SHORT EXERCISE: Your task is to print the material below exactly as presented.

Rows from a dataset
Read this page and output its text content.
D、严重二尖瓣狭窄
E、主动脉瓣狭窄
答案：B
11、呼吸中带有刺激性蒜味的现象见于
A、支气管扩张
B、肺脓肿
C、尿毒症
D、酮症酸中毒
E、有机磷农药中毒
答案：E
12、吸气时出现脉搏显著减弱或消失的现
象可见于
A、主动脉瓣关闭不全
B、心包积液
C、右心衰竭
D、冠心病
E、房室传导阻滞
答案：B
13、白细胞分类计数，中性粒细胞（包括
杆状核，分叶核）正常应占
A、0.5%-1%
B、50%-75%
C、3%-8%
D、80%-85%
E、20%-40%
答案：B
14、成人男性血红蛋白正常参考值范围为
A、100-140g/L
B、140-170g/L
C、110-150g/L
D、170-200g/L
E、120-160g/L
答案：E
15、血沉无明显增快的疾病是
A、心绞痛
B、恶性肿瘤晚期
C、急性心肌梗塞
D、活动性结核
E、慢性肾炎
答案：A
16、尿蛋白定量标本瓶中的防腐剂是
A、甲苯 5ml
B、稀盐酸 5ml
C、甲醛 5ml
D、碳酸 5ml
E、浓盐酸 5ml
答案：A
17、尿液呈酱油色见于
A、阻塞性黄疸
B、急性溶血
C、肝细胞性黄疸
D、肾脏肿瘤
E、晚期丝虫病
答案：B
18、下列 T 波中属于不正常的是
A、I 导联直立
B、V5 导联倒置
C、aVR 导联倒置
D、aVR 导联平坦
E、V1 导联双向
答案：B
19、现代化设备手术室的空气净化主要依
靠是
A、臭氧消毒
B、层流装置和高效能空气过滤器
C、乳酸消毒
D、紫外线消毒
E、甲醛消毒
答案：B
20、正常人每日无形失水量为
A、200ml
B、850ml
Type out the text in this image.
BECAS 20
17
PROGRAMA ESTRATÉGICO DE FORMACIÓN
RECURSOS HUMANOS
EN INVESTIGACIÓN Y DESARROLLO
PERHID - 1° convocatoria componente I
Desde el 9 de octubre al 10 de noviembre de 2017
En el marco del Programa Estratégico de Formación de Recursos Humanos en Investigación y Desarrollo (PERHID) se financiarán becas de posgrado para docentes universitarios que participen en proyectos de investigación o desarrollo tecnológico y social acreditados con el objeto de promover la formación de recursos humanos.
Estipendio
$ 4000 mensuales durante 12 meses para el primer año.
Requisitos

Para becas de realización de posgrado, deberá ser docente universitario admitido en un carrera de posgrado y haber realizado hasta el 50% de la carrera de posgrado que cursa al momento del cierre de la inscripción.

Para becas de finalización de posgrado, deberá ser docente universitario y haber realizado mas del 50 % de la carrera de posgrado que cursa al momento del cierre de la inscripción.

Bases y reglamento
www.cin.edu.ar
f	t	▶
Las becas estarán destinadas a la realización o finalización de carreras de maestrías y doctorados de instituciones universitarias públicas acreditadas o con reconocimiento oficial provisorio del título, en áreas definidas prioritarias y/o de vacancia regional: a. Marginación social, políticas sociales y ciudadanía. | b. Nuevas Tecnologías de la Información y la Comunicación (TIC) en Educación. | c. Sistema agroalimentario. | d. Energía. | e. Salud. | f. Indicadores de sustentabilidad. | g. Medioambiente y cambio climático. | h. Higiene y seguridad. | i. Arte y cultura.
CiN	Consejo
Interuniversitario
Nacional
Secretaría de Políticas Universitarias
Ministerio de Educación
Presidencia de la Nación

SOLVED EXERCISE:
Read this page and output its text content.
D、严重二尖瓣狭窄
E、主动脉瓣狭窄
答案：B
11、呼吸中带有刺激性蒜味的现象见于
A、支气管扩张
B、肺脓肿
C、尿毒症
D、酮症酸中毒
E、有机磷农药中毒
答案：E
12、吸气时出现脉搏显著减弱或消失的现
象可见于
A、主动脉瓣关闭不全
B、心包积液
C、右心衰竭
D、冠心病
E、房室传导阻滞
答案：B
13、白细胞分类计数，中性粒细胞（包括
杆状核，分叶核）正常应占
A、0.5%-1%
B、50%-75%
C、3%-8%
D、80%-85%
E、20%-40%
答案：B
14、成人男性血红蛋白正常参考值范围为
A、100-140g/L
B、140-170g/L
C、110-150g/L
D、170-200g/L
E、120-160g/L
答案：E
15、血沉无明显增快的疾病是
A、心绞痛
B、恶性肿瘤晚期
C、急性心肌梗塞
D、活动性结核
E、慢性肾炎
答案：A
16、尿蛋白定量标本瓶中的防腐剂是
A、甲苯 5ml
B、稀盐酸 5ml
C、甲醛 5ml
D、碳酸 5ml
E、浓盐酸 5ml
答案：A
17、尿液呈酱油色见于
A、阻塞性黄疸
B、急性溶血
C、肝细胞性黄疸
D、肾脏肿瘤
E、晚期丝虫病
答案：B
18、下列 T 波中属于不正常的是
A、I 导联直立
B、V5 导联倒置
C、aVR 导联倒置
D、aVR 导联平坦
E、V1 导联双向
答案：B
19、现代化设备手术室的空气净化主要依
靠是
A、臭氧消毒
B、层流装置和高效能空气过滤器
C、乳酸消毒
D、紫外线消毒
E、甲醛消毒
答案：B
20、正常人每日无形失水量为
A、200ml
B、850ml
Type out the text in this image.
BECAS 20
17
PROGRAMA ESTRATÉGICO DE FORMACIÓN
RECURSOS HUMANOS
EN INVESTIGACIÓN Y DESARROLLO
PERHID - 1° convocatoria componente I
Desde el 9 de octubre al 10 de noviembre de 2017
En el marco del Programa Estratégico de Formación de Recursos Humanos en Investigación y Desarrollo (PERHID) se financiarán becas de posgrado para docentes universitarios que participen en proyectos de investigación o desarrollo tecnológico y social acreditados con el objeto de promover la formación de recursos humanos.
Estipendio
$ 4000 mensuales durante 12 meses para el primer año.
Requisitos

Para becas de realización de posgrado, deberá ser docente universitario admitido en un carrera de posgrado y haber realizado hasta el 50% de la carrera de posgrado que cursa al momento del cierre de la inscripción.

Para becas de finalización de posgrado, deberá ser docente universitario y haber realizado mas del 50 % de la carrera de posgrado que cursa al momento del cierre de la inscripción.

Bases y reglamento
www.cin.edu.ar
f	t	▶
Las becas estarán destinadas a la realización o finalización de carreras de maestrías y doctorados de instituciones universitarias públicas acreditadas o con reconocimiento oficial provisorio del título, en áreas definidas prioritarias y/o de vacancia regional: a. Marginación social, políticas sociales y ciudadanía. | b. Nuevas Tecnologías de la Información y la Comunicación (TIC) en Educación. | c. Sistema agroalimentario. | d. Energía. | e. Salud. | f. Indicadores de sustentabilidad. | g. Medioambiente y cambio climático. | h. Higiene y seguridad. | i. Arte y cultura.
CiN	Consejo
Interuniversitario
Nacional
Secretaría de Políticas Universitarias
Ministerio de Educación
Presidencia de la Nación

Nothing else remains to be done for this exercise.